**Exercise requirements:** Write out every line below that includes the word "title".

**Dataset content:**
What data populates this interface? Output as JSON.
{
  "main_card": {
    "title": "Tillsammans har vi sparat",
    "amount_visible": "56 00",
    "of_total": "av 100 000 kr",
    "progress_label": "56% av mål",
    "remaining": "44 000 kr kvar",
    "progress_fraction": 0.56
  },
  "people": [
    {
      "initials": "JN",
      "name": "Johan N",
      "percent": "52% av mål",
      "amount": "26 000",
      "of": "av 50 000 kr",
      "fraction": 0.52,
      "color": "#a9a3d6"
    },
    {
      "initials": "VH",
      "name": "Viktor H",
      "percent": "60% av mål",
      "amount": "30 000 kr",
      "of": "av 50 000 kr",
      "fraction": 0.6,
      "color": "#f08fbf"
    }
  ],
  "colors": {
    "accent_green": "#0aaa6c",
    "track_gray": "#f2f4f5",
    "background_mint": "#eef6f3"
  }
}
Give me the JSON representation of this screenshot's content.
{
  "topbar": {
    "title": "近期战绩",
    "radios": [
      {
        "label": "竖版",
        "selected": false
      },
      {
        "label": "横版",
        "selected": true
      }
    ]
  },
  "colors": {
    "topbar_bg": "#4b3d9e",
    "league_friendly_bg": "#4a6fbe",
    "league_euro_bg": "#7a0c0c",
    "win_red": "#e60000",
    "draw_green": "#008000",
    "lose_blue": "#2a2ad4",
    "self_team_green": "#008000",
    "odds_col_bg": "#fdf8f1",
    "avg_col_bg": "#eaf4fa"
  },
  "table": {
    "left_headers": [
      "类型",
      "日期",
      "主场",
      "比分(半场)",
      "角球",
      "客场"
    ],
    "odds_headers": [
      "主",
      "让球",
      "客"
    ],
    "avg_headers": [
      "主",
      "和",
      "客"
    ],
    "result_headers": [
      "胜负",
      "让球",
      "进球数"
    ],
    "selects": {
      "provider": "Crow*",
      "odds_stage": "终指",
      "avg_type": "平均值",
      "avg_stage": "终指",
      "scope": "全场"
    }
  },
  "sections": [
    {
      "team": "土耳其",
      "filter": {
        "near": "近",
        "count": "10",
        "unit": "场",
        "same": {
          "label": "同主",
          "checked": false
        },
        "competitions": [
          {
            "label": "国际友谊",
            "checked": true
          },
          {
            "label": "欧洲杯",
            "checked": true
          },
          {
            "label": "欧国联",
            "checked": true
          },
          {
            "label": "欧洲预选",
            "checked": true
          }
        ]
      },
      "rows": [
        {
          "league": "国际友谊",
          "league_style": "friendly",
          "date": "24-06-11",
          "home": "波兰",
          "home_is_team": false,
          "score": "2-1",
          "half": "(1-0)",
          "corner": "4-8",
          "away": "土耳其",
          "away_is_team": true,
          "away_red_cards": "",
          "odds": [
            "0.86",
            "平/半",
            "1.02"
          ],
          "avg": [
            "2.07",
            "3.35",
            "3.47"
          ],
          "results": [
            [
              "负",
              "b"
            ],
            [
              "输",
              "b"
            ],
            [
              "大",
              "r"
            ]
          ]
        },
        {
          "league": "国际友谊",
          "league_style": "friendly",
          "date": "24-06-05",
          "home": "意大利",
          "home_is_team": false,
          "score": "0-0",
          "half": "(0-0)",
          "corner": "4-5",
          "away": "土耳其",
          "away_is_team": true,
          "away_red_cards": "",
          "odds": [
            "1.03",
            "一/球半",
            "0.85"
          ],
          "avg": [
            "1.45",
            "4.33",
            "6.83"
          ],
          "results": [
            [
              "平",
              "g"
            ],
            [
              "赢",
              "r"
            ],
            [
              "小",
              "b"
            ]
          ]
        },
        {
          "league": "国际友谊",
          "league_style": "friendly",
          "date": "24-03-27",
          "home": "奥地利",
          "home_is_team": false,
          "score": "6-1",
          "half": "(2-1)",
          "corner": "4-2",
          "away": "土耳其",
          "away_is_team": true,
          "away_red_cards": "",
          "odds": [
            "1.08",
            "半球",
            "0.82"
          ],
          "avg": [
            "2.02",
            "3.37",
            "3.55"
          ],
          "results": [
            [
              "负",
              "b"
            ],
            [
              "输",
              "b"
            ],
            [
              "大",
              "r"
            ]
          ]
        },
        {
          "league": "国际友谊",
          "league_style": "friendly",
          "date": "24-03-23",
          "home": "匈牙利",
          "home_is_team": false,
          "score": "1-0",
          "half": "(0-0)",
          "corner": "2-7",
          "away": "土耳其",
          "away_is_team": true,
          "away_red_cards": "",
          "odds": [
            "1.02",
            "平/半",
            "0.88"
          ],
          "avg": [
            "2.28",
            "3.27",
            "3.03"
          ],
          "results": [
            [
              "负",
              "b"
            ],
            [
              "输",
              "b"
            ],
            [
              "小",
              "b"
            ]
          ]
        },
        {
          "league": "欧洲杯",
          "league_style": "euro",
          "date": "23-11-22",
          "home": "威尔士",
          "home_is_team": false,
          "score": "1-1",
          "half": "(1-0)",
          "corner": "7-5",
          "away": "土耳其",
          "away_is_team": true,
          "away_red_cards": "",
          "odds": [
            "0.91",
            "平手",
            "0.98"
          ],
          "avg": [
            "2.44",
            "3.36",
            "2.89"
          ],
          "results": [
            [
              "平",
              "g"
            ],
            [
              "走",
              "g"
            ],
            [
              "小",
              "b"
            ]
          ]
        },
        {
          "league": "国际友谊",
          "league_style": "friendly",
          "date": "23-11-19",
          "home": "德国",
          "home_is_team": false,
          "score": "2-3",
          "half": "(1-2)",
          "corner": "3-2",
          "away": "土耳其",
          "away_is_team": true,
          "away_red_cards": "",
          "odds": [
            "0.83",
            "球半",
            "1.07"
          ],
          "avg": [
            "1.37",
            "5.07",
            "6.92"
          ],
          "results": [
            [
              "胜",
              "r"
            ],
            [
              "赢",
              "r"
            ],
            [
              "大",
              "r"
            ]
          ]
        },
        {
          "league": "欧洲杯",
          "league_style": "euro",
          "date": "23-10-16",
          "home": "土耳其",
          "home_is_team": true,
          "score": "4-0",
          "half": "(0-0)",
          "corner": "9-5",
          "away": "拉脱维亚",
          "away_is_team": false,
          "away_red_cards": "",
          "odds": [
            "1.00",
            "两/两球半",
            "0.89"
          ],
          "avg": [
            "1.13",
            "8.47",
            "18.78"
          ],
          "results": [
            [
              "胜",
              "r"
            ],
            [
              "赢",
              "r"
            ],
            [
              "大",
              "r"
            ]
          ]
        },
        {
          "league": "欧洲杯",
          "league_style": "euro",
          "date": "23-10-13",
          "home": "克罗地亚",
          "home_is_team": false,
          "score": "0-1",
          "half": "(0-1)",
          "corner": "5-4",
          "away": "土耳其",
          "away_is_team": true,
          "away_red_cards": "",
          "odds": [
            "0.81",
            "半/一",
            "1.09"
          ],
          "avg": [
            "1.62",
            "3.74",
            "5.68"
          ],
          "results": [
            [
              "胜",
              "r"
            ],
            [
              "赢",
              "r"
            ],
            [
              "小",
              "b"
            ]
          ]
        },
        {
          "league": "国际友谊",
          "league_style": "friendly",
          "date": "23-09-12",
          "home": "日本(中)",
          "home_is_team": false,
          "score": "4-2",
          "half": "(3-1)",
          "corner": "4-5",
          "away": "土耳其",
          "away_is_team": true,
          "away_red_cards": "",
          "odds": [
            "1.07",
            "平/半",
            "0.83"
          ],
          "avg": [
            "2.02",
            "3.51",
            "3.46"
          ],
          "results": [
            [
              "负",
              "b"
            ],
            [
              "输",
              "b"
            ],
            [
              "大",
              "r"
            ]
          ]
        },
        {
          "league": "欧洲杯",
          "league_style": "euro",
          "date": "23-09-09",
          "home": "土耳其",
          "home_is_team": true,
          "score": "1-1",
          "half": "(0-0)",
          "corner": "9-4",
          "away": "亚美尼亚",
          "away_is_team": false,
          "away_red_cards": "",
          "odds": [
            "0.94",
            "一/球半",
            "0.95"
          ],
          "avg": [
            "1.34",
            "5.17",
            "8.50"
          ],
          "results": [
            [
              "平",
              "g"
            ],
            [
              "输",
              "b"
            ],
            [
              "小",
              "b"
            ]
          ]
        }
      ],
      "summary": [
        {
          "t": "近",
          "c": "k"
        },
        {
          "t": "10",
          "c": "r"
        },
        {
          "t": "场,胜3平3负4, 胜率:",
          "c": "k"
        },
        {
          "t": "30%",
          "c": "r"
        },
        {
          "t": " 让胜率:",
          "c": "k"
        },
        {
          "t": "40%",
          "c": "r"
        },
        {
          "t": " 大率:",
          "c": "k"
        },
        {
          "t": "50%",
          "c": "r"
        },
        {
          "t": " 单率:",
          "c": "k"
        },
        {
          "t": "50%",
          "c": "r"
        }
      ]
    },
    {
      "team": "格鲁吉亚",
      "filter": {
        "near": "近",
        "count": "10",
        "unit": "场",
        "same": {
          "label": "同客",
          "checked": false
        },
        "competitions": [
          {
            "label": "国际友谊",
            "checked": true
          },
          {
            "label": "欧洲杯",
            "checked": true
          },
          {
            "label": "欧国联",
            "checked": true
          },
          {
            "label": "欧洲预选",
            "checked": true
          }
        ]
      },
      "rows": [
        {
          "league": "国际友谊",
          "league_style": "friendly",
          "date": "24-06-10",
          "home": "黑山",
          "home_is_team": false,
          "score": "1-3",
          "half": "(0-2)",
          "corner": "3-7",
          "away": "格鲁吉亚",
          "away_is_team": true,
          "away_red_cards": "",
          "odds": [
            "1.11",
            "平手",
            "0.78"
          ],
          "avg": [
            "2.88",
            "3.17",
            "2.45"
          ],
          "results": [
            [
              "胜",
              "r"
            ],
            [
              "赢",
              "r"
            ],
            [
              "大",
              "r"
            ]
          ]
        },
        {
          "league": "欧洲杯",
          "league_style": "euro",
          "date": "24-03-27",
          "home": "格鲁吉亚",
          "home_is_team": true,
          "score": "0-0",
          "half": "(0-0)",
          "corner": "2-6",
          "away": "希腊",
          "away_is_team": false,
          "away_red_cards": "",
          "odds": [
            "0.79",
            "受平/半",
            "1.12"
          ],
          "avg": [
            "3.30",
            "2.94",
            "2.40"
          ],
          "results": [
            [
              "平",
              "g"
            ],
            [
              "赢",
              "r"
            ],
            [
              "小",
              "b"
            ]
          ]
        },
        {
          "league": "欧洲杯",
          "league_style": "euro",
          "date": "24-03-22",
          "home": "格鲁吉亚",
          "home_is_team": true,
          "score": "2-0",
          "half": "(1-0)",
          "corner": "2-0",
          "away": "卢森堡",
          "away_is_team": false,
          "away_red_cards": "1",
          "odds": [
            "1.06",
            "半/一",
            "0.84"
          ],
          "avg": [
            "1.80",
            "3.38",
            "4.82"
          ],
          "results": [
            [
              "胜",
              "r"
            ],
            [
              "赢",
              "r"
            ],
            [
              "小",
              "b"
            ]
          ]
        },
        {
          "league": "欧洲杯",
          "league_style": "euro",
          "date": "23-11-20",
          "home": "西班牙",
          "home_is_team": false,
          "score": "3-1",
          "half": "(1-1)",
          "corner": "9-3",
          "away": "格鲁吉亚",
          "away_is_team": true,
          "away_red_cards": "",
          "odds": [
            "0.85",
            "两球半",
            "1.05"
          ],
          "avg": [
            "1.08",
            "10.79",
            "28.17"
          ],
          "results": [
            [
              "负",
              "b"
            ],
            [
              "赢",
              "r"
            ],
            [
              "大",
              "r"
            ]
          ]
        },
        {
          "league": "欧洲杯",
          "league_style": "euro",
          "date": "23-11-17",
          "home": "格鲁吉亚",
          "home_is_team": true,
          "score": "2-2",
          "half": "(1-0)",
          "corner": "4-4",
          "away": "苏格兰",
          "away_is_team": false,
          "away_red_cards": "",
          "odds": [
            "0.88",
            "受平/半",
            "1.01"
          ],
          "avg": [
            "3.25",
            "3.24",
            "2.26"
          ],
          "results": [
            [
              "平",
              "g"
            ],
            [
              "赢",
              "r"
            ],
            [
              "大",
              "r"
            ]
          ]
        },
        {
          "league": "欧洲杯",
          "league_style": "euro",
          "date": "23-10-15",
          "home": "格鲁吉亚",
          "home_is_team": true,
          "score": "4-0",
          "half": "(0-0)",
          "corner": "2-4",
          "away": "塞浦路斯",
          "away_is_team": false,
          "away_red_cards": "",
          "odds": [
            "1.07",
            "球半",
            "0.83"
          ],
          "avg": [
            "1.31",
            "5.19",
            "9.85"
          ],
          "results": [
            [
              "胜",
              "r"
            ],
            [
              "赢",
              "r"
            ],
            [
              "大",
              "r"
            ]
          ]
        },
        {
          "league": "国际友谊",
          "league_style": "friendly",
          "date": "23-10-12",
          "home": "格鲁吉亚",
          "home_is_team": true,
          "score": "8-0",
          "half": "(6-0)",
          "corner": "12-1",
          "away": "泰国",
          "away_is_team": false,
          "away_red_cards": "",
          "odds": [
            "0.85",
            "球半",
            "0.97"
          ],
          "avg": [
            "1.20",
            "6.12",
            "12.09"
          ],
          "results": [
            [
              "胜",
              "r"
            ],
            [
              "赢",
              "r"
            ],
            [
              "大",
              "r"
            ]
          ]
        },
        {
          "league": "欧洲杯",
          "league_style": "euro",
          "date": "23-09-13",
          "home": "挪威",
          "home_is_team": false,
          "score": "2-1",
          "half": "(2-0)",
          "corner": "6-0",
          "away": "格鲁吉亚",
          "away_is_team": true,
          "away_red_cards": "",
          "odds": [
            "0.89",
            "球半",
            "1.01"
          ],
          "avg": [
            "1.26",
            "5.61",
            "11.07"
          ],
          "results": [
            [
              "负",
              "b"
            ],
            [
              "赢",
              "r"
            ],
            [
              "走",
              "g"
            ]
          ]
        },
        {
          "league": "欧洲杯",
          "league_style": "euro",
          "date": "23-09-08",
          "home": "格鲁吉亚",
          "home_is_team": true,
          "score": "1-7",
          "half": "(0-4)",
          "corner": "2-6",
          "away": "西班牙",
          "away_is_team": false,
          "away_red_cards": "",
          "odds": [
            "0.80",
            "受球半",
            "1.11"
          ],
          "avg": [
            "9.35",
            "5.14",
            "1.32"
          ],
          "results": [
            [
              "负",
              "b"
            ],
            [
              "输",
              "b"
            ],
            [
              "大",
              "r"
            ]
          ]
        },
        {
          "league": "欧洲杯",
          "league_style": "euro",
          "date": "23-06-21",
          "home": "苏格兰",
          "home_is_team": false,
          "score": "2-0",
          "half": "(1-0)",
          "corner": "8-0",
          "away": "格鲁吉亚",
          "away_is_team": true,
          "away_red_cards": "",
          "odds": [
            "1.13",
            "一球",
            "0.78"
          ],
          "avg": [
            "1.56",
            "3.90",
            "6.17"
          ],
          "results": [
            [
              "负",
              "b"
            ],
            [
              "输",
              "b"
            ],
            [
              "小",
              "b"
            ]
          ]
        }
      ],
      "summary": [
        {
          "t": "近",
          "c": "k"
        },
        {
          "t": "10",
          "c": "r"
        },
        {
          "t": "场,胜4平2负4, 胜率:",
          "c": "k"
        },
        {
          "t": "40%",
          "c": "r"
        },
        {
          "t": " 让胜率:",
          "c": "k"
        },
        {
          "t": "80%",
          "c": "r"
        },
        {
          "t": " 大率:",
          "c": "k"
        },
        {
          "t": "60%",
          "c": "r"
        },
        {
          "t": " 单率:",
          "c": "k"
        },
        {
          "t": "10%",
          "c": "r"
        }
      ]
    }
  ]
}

**Exercise solution:**
    "title": "Tillsammans har vi sparat",
    "title": "近期战绩",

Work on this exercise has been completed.